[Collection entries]
:::

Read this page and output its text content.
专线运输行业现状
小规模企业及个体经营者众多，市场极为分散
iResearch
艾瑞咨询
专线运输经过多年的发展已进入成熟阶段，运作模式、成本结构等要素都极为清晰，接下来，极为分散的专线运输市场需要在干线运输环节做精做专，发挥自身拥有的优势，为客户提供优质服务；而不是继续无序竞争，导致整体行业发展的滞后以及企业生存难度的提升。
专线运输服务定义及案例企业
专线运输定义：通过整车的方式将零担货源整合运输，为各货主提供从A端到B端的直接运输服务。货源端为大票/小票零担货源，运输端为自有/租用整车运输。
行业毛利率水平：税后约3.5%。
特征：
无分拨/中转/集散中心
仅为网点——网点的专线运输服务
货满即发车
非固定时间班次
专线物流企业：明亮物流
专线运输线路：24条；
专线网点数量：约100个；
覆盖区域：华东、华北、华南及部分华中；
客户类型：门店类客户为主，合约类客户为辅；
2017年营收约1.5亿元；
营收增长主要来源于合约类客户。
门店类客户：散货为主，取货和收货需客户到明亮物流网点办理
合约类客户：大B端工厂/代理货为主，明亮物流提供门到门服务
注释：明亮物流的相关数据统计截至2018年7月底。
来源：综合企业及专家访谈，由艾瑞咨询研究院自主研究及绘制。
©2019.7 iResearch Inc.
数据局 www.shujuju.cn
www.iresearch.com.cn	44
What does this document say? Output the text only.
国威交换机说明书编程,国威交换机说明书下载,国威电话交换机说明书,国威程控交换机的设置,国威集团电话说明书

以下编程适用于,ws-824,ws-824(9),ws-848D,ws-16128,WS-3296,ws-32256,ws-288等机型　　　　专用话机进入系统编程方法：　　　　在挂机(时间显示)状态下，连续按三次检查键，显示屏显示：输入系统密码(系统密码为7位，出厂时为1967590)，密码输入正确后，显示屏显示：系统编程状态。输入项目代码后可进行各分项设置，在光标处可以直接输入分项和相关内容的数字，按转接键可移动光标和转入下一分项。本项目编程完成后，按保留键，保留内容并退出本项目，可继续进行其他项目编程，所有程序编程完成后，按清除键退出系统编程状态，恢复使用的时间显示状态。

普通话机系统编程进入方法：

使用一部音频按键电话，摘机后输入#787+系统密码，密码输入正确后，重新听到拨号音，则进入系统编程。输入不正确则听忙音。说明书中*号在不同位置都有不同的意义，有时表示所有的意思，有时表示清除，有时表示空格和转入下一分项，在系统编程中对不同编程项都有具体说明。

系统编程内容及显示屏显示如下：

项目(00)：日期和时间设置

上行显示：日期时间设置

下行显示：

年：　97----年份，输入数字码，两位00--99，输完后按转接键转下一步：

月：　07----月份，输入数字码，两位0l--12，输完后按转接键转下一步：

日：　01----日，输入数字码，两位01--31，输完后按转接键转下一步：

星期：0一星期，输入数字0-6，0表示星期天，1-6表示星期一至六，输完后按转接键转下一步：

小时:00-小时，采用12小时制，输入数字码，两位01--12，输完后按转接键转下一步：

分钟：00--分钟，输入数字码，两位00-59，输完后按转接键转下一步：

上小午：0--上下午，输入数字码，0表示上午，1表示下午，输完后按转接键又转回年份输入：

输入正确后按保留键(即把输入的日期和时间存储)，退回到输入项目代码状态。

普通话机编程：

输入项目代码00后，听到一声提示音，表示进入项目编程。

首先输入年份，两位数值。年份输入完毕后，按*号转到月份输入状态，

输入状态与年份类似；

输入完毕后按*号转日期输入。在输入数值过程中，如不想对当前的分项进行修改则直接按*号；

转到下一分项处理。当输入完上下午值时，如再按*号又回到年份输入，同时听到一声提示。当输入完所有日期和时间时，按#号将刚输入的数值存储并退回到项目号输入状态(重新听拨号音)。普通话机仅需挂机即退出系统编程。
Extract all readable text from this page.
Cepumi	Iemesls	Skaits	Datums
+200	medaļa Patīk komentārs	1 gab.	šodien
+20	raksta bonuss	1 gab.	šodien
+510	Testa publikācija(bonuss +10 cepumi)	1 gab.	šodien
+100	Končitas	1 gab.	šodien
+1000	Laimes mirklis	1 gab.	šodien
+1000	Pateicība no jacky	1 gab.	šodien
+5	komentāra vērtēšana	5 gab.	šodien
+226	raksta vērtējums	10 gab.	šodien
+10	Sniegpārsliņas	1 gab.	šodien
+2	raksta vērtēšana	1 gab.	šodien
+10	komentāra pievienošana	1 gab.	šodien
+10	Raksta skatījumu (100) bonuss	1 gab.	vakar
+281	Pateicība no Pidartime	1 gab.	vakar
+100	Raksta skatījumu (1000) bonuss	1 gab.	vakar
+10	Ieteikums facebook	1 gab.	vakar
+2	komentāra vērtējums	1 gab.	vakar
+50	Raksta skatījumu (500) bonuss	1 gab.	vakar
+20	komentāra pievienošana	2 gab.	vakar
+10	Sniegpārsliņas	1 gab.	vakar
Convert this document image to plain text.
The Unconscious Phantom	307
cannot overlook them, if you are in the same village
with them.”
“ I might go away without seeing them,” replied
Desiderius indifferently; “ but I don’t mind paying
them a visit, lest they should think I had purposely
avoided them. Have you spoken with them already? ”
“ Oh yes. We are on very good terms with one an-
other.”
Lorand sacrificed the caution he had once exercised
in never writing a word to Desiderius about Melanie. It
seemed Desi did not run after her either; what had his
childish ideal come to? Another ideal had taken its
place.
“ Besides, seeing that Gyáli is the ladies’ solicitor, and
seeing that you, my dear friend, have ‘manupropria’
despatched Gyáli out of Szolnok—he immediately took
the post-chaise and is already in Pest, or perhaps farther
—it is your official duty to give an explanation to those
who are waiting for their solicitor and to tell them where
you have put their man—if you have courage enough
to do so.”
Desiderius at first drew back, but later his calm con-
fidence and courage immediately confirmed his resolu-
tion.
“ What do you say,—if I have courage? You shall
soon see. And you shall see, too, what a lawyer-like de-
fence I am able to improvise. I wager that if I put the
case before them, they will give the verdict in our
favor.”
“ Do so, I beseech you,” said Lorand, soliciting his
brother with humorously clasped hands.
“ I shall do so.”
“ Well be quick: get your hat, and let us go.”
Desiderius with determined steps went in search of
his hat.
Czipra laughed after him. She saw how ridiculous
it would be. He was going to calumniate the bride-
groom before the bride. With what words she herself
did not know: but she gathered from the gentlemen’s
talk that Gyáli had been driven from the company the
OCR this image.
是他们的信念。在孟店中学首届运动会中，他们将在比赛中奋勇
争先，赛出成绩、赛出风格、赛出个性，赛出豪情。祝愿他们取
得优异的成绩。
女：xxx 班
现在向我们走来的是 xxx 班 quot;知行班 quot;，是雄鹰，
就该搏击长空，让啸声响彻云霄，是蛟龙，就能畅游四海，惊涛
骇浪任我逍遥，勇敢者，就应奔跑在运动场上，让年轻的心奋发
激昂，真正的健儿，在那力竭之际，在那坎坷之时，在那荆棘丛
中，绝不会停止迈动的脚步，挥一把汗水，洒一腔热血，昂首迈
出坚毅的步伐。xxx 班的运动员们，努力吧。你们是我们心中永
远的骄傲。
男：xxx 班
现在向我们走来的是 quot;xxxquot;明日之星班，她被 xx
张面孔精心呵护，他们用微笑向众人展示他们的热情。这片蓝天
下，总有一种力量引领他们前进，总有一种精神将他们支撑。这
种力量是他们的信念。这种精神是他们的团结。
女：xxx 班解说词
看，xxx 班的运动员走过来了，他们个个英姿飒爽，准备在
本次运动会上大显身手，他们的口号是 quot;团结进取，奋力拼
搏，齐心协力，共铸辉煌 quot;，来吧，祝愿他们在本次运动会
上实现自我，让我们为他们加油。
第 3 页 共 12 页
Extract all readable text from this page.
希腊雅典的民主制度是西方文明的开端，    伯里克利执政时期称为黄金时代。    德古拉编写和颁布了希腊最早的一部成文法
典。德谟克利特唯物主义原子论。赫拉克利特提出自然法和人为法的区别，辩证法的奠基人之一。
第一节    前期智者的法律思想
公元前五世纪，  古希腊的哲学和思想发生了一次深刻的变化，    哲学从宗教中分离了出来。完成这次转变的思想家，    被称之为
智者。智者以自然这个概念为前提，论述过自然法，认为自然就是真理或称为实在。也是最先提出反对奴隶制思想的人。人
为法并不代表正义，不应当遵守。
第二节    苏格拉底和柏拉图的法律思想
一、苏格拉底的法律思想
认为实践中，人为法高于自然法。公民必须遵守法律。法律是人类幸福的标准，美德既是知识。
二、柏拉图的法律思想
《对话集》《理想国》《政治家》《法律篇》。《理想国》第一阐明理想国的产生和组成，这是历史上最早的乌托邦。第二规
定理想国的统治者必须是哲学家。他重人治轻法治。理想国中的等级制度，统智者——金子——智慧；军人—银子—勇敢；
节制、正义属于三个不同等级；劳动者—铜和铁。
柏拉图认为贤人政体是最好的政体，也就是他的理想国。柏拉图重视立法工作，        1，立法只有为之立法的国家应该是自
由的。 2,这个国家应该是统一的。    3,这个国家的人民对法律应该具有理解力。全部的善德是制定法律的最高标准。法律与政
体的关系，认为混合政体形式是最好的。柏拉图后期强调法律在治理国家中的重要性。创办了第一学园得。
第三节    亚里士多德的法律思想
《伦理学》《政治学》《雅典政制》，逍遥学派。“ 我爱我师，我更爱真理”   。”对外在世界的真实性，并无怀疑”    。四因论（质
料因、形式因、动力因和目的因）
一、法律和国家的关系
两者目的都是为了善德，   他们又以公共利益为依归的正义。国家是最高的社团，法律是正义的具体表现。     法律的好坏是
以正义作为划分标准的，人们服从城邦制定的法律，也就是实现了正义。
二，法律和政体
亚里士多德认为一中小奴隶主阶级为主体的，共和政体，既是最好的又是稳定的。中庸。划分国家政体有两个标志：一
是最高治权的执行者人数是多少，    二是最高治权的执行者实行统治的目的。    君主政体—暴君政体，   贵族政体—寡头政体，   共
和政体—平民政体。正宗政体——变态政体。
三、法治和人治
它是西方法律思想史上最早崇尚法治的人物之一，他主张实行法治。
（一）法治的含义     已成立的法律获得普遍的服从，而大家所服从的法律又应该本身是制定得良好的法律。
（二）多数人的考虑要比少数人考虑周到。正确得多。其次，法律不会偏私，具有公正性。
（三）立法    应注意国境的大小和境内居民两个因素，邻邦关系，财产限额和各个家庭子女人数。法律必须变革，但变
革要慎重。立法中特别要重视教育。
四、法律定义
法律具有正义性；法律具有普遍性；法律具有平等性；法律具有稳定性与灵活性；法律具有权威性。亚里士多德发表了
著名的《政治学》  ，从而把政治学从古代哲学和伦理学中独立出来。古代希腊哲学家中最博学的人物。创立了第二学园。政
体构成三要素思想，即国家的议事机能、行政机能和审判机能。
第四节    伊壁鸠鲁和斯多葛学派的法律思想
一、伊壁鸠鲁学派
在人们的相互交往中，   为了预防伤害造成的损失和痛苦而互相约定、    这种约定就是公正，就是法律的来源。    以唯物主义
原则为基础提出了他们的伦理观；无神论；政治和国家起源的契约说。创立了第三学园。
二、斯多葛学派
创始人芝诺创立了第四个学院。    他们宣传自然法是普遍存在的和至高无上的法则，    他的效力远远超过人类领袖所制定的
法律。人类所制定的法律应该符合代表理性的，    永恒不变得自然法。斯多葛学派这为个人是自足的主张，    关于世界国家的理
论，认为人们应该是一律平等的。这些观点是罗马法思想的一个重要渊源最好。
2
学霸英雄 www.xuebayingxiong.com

:::

The problem: List each line holding the string "输完后按转接键转下一步".

Answer to the exercise:
年：　97----年份，输入数字码，两位00--99，输完后按转接键转下一步：
月：　07----月份，输入数字码，两位0l--12，输完后按转接键转下一步：
日：　01----日，输入数字码，两位01--31，输完后按转接键转下一步：
星期：0一星期，输入数字0-6，0表示星期天，1-6表示星期一至六，输完后按转接键转下一步：
小时:00-小时，采用12小时制，输入数字码，两位01--12，输完后按转接键转下一步：
分钟：00--分钟，输入数字码，两位00-59，输完后按转接键转下一步：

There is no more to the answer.